* _RECORDS FOR THE EXERCISE_:
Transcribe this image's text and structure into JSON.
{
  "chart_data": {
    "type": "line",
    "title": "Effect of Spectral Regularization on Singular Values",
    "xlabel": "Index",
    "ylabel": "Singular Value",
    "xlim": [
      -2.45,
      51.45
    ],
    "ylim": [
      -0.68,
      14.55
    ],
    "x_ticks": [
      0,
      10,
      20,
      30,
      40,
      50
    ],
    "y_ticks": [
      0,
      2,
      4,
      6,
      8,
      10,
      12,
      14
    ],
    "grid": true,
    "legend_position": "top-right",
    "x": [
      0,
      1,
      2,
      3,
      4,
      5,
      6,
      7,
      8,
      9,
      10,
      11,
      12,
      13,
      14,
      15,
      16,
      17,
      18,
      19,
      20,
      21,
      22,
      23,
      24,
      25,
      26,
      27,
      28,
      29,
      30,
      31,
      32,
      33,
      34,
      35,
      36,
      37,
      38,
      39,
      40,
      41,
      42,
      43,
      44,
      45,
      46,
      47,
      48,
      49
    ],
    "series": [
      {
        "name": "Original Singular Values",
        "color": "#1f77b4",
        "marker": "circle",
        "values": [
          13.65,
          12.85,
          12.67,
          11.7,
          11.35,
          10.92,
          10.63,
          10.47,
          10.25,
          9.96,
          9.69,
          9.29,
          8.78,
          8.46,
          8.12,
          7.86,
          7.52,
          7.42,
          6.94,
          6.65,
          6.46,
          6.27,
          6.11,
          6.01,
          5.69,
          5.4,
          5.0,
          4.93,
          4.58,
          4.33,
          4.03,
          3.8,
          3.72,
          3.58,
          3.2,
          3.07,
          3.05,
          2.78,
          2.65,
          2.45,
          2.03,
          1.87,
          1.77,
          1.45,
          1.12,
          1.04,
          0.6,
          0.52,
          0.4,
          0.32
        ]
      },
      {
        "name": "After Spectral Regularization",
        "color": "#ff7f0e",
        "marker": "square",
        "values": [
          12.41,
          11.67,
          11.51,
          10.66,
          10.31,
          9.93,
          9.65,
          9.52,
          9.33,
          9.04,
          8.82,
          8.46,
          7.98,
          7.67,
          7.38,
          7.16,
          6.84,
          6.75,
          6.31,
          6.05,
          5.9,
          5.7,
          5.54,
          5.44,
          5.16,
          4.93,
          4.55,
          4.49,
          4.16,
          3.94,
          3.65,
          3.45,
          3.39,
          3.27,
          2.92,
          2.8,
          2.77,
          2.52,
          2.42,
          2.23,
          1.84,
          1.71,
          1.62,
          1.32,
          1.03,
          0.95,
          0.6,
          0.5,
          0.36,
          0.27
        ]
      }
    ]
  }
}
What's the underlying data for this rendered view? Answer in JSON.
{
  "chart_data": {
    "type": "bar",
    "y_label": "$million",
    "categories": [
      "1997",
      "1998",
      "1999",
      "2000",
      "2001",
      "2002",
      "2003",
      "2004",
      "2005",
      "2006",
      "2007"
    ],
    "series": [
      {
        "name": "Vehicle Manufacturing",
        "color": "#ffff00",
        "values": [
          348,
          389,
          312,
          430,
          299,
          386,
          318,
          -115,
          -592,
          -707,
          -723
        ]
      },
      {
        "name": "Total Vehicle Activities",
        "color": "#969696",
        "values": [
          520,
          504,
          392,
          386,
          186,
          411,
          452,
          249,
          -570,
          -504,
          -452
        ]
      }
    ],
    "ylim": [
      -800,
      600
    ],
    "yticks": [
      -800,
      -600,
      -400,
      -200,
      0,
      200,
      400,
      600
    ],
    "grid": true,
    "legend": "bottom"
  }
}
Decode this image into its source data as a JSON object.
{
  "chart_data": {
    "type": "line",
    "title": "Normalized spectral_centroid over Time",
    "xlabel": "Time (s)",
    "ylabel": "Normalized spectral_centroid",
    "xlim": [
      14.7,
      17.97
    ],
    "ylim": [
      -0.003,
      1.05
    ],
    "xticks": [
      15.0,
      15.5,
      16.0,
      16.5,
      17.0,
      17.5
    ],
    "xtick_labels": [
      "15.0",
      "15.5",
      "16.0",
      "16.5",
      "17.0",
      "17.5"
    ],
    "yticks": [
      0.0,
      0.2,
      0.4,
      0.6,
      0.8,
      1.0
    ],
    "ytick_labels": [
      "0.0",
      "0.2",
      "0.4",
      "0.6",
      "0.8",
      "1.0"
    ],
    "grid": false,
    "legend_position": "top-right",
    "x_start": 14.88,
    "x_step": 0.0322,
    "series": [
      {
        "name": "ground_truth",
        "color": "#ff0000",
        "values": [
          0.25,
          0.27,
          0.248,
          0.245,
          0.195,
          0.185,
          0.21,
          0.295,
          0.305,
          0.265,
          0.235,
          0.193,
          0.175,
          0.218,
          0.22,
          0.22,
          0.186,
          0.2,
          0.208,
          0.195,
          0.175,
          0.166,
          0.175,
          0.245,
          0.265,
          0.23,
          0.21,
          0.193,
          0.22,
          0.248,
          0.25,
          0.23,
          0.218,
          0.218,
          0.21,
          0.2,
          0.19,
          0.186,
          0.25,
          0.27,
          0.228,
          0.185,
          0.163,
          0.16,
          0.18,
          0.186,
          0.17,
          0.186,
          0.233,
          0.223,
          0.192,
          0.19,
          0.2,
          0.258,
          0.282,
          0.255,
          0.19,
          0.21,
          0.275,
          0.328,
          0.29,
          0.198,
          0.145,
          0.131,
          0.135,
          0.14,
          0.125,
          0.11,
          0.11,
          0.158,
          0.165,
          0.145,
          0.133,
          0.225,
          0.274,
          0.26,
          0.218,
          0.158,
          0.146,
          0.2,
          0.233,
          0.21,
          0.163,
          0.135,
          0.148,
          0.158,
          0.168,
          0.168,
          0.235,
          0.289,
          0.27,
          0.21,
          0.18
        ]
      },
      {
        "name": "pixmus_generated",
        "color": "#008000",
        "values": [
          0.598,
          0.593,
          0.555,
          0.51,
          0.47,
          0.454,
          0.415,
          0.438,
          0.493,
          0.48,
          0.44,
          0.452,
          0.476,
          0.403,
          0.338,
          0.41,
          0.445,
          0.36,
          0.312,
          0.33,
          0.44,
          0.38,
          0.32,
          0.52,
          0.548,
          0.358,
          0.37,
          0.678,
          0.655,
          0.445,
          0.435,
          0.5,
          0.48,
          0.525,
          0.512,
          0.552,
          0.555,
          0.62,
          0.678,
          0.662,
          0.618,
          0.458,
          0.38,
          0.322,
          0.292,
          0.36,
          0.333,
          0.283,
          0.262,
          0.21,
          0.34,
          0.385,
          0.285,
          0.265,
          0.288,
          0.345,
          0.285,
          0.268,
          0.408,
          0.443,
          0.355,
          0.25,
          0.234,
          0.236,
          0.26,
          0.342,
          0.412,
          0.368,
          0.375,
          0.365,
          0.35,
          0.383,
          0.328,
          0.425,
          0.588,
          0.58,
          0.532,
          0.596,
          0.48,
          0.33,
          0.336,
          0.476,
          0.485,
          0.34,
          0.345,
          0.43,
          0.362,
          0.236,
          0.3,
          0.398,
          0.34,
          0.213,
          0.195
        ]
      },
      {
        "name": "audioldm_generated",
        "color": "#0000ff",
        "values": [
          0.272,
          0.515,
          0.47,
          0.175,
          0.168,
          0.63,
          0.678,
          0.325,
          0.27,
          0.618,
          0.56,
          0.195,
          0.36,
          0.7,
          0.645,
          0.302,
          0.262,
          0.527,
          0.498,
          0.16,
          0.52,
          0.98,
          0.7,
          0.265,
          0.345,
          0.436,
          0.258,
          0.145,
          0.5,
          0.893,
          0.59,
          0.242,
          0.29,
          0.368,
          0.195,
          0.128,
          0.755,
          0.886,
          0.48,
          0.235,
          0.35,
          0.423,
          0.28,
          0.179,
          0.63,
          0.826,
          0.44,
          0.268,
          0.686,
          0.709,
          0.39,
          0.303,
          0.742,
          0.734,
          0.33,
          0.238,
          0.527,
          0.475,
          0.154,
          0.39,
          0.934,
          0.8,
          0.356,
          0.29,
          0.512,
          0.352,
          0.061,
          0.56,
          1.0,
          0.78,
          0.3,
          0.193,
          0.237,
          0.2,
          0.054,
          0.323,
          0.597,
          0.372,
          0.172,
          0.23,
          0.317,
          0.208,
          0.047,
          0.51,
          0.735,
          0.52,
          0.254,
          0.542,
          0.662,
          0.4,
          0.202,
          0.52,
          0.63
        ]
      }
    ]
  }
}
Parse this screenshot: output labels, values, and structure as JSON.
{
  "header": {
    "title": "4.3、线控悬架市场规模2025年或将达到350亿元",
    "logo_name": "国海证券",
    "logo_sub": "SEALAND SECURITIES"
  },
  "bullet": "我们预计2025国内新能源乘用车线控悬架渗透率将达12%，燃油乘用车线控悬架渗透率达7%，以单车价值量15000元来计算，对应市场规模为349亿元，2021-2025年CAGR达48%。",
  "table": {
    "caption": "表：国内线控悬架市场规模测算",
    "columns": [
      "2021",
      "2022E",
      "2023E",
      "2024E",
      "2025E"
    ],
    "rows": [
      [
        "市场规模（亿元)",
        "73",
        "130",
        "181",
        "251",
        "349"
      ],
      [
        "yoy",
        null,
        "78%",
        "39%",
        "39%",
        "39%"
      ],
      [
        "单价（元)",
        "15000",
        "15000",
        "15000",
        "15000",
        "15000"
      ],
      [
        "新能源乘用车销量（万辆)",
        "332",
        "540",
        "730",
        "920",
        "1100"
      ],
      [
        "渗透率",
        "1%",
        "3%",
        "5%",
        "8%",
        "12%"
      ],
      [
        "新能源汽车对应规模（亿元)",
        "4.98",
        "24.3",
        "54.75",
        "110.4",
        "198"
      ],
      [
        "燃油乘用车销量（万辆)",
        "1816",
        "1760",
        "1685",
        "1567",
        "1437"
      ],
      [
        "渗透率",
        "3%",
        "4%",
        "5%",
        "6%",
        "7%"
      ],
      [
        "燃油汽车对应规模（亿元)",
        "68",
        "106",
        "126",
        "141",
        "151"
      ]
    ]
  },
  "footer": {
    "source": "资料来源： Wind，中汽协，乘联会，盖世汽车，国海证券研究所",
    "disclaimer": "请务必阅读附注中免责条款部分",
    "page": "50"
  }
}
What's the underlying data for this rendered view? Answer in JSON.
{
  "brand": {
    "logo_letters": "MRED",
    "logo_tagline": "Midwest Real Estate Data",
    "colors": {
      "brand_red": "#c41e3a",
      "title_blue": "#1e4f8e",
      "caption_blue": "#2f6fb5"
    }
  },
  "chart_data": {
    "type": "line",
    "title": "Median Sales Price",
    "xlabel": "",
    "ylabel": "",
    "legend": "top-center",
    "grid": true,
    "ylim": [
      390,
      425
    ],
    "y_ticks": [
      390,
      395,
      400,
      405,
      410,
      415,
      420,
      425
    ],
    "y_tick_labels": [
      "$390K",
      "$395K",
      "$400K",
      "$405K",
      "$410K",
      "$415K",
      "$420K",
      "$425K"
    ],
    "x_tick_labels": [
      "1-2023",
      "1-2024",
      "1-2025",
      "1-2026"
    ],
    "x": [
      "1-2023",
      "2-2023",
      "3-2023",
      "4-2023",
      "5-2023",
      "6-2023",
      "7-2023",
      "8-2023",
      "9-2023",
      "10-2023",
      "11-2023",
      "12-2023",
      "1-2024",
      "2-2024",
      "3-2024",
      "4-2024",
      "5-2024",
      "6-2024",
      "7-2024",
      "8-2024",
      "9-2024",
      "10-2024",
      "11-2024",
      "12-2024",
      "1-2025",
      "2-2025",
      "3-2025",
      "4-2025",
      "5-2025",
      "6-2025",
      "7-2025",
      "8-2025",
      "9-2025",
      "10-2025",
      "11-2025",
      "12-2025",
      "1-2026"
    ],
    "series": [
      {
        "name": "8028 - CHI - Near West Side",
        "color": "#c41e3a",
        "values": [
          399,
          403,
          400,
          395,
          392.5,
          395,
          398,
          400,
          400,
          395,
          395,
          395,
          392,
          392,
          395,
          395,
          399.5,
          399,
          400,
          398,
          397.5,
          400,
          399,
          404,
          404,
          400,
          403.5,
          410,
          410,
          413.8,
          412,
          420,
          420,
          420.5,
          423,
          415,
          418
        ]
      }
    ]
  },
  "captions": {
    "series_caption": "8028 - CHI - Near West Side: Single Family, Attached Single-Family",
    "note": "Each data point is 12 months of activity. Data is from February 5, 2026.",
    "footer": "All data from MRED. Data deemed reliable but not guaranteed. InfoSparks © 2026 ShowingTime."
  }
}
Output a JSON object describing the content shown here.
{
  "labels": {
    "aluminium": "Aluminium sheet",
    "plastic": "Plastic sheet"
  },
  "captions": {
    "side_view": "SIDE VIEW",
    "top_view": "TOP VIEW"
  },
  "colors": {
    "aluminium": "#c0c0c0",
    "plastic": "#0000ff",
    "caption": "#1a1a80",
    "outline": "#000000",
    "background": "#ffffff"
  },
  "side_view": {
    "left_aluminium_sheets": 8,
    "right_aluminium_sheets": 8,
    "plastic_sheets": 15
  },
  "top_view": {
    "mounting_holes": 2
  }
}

* _PROBLEM TO WORK ON_:
Sift through the entries and copy every line with "structure".

* _WRITTEN RESPONSE_:
Transcribe this image's text and structure into JSON.
Parse this screenshot: output labels, values, and structure as JSON.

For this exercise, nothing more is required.